---------- Data extract ----------
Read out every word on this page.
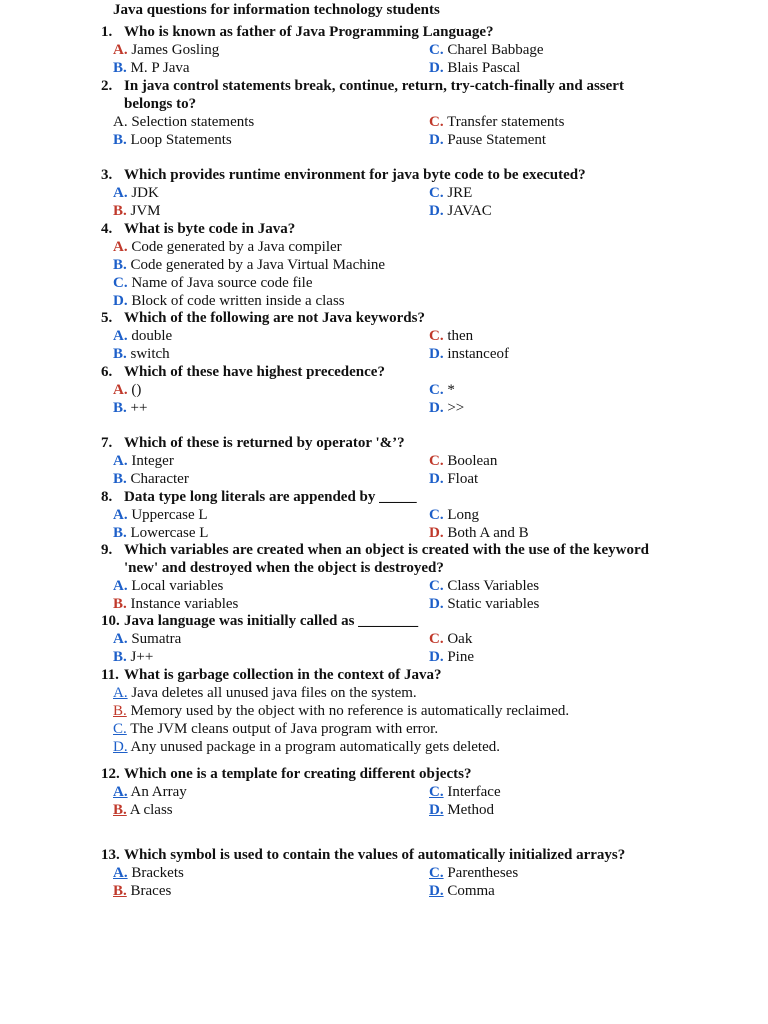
Java questions for information technology students
1. Who is known as father of Java Programming Language?
A. James Gosling
B. M. P Java
C. Charel Babbage
D. Blais Pascal
2. In java control statements break, continue, return, try-catch-finally and assert belongs to?
A. Selection statements
B. Loop Statements
C. Transfer statements
D. Pause Statement
3. Which provides runtime environment for java byte code to be executed?
A. JDK
B. JVM
C. JRE
D. JAVAC
4. What is byte code in Java?
A. Code generated by a Java compiler
B. Code generated by a Java Virtual Machine
C. Name of Java source code file
D. Block of code written inside a class
5. Which of the following are not Java keywords?
A. double
B. switch
C. then
D. instanceof
6. Which of these have highest precedence?
A. ()
B. ++
C. *
D. >>
7. Which of these is returned by operator '&’?
A. Integer
B. Character
C. Boolean
D. Float
8. Data type long literals are appended by _____
A. Uppercase L
B. Lowercase L
C. Long
D. Both A and B
9. Which variables are created when an object is created with the use of the keyword 'new' and destroyed when the object is destroyed?
A. Local variables
B. Instance variables
C. Class Variables
D. Static variables
10. Java language was initially called as ________
A. Sumatra
B. J++
C. Oak
D. Pine
11. What is garbage collection in the context of Java?
A. Java deletes all unused java files on the system.
B. Memory used by the object with no reference is automatically reclaimed.
C. The JVM cleans output of Java program with error.
D. Any unused package in a program automatically gets deleted.
12. Which one is a template for creating different objects?
A. An Array
B. A class
C. Interface
D. Method
13. Which symbol is used to contain the values of automatically initialized arrays?
A. Brackets
B. Braces
C. Parentheses
D. Comma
----------
The pictures should not be reproduced; quote all of the other material exactly.

Written answer:
Read out every word on this page.
Java questions for information technology students
1. Who is known as father of Java Programming Language?
A. James Gosling
B. M. P Java
C. Charel Babbage
D. Blais Pascal
2. In java control statements break, continue, return, try-catch-finally and assert belongs to?
A. Selection statements
B. Loop Statements
C. Transfer statements
D. Pause Statement
3. Which provides runtime environment for java byte code to be executed?
A. JDK
B. JVM
C. JRE
D. JAVAC
4. What is byte code in Java?
A. Code generated by a Java compiler
B. Code generated by a Java Virtual Machine
C. Name of Java source code file
D. Block of code written inside a class
5. Which of the following are not Java keywords?
A. double
B. switch
C. then
D. instanceof
6. Which of these have highest precedence?
A. ()
B. ++
C. *
D. >>
7. Which of these is returned by operator '&’?
A. Integer
B. Character
C. Boolean
D. Float
8. Data type long literals are appended by _____
A. Uppercase L
B. Lowercase L
C. Long
D. Both A and B
9. Which variables are created when an object is created with the use of the keyword 'new' and destroyed when the object is destroyed?
A. Local variables
B. Instance variables
C. Class Variables
D. Static variables
10. Java language was initially called as ________
A. Sumatra
B. J++
C. Oak
D. Pine
11. What is garbage collection in the context of Java?
A. Java deletes all unused java files on the system.
B. Memory used by the object with no reference is automatically reclaimed.
C. The JVM cleans output of Java program with error.
D. Any unused package in a program automatically gets deleted.
12. Which one is a template for creating different objects?
A. An Array
B. A class
C. Interface
D. Method
13. Which symbol is used to contain the values of automatically initialized arrays?
A. Brackets
B. Braces
C. Parentheses
D. Comma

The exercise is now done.